*WHAT YOU WILL DO*:
Tally the lines containing "code" and report the number alone.
* start RECORDS SUPPLIED *
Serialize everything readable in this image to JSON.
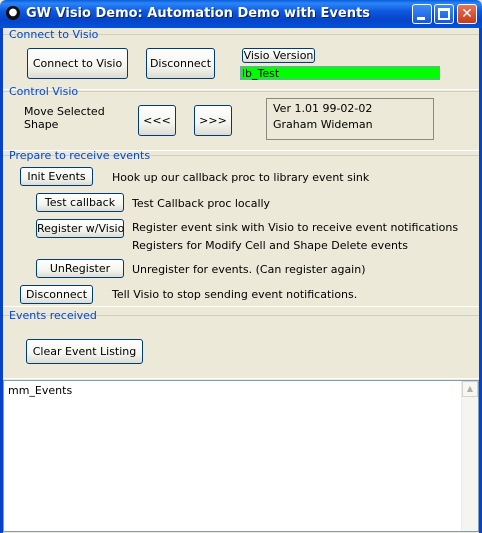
{
  "window": {
    "title": "GW Visio Demo: Automation Demo with Events",
    "icon": "paw-icon",
    "controls": {
      "minimize": "minimize-icon",
      "maximize": "maximize-icon",
      "close": "close-icon",
      "close_glyph": "✕"
    }
  },
  "connect": {
    "group_label": "Connect to Visio",
    "connect_button": "Connect to Visio",
    "disconnect_button": "Disconnect",
    "version_button": "Visio Version",
    "status_value": "lb_Test",
    "status_color": "#00ff00"
  },
  "control": {
    "group_label": "Control Visio",
    "move_label_line1": "Move Selected",
    "move_label_line2": "Shape",
    "left_button": "<<<",
    "right_button": ">>>",
    "version_line1": "Ver 1.01 99-02-02",
    "version_line2": "Graham Wideman"
  },
  "events_prep": {
    "group_label": "Prepare to receive events",
    "init_button": "Init Events",
    "init_desc": "Hook up our callback proc to library event sink",
    "test_button": "Test callback",
    "test_desc": "Test Callback proc locally",
    "register_button": "Register w/Visio",
    "register_desc1": "Register event sink with Visio to receive event notifications",
    "register_desc2": "Registers for Modify Cell and Shape Delete events",
    "unregister_button": "UnRegister",
    "unregister_desc": "Unregister for events. (Can register again)",
    "disconnect_button": "Disconnect",
    "disconnect_desc": "Tell Visio to stop sending event notifications."
  },
  "events_received": {
    "group_label": "Events received",
    "clear_button": "Clear Event Listing",
    "list_item": "mm_Events"
  }
}
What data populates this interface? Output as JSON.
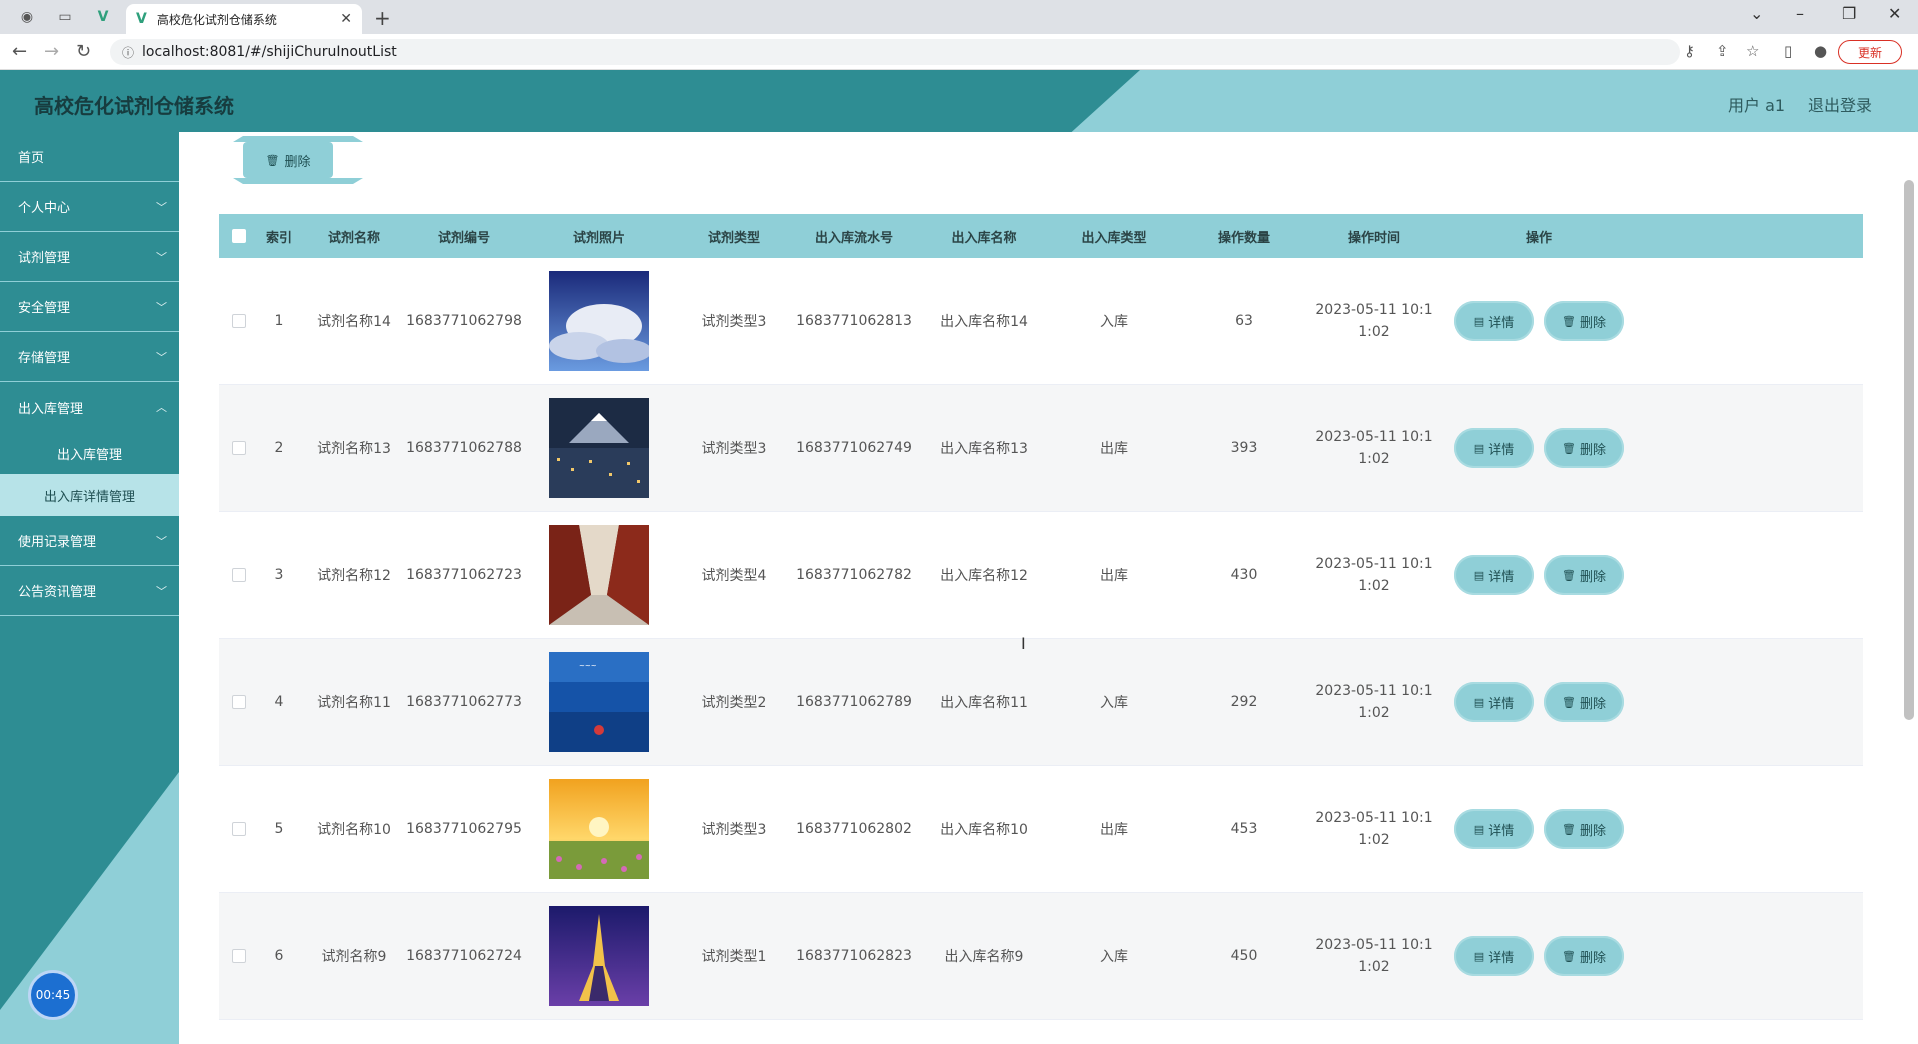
{
  "browser": {
    "tab_title": "高校危化试剂仓储系统",
    "url": "localhost:8081/#/shijiChuruInoutList",
    "update_label": "更新"
  },
  "header": {
    "title": "高校危化试剂仓储系统",
    "user": "用户 a1",
    "logout": "退出登录"
  },
  "sidebar": {
    "items": [
      {
        "label": "首页"
      },
      {
        "label": "个人中心"
      },
      {
        "label": "试剂管理"
      },
      {
        "label": "安全管理"
      },
      {
        "label": "存储管理"
      },
      {
        "label": "出入库管理"
      },
      {
        "label": "出入库管理"
      },
      {
        "label": "出入库详情管理"
      },
      {
        "label": "使用记录管理"
      },
      {
        "label": "公告资讯管理"
      }
    ],
    "timer": "00:45"
  },
  "toolbar": {
    "delete_label": "删除"
  },
  "table": {
    "headers": [
      "索引",
      "试剂名称",
      "试剂编号",
      "试剂照片",
      "试剂类型",
      "出入库流水号",
      "出入库名称",
      "出入库类型",
      "操作数量",
      "操作时间",
      "操作"
    ],
    "detail_label": "详情",
    "delete_label": "删除",
    "rows": [
      {
        "index": "1",
        "name": "试剂名称14",
        "code": "1683771062798",
        "type": "试剂类型3",
        "serial": "1683771062813",
        "io_name": "出入库名称14",
        "io_type": "入库",
        "qty": "63",
        "time1": "2023-05-11 10:1",
        "time2": "1:02",
        "photo": "sky-clouds"
      },
      {
        "index": "2",
        "name": "试剂名称13",
        "code": "1683771062788",
        "type": "试剂类型3",
        "serial": "1683771062749",
        "io_name": "出入库名称13",
        "io_type": "出库",
        "qty": "393",
        "time1": "2023-05-11 10:1",
        "time2": "1:02",
        "photo": "city-mountain"
      },
      {
        "index": "3",
        "name": "试剂名称12",
        "code": "1683771062723",
        "type": "试剂类型4",
        "serial": "1683771062782",
        "io_name": "出入库名称12",
        "io_type": "出库",
        "qty": "430",
        "time1": "2023-05-11 10:1",
        "time2": "1:02",
        "photo": "red-corridor"
      },
      {
        "index": "4",
        "name": "试剂名称11",
        "code": "1683771062773",
        "type": "试剂类型2",
        "serial": "1683771062789",
        "io_name": "出入库名称11",
        "io_type": "入库",
        "qty": "292",
        "time1": "2023-05-11 10:1",
        "time2": "1:02",
        "photo": "blue-sea"
      },
      {
        "index": "5",
        "name": "试剂名称10",
        "code": "1683771062795",
        "type": "试剂类型3",
        "serial": "1683771062802",
        "io_name": "出入库名称10",
        "io_type": "出库",
        "qty": "453",
        "time1": "2023-05-11 10:1",
        "time2": "1:02",
        "photo": "sunset-flowers"
      },
      {
        "index": "6",
        "name": "试剂名称9",
        "code": "1683771062724",
        "type": "试剂类型1",
        "serial": "1683771062823",
        "io_name": "出入库名称9",
        "io_type": "入库",
        "qty": "450",
        "time1": "2023-05-11 10:1",
        "time2": "1:02",
        "photo": "eiffel-night"
      }
    ]
  }
}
* end RECORDS SUPPLIED *
*WRITTEN SOLUTION*:
6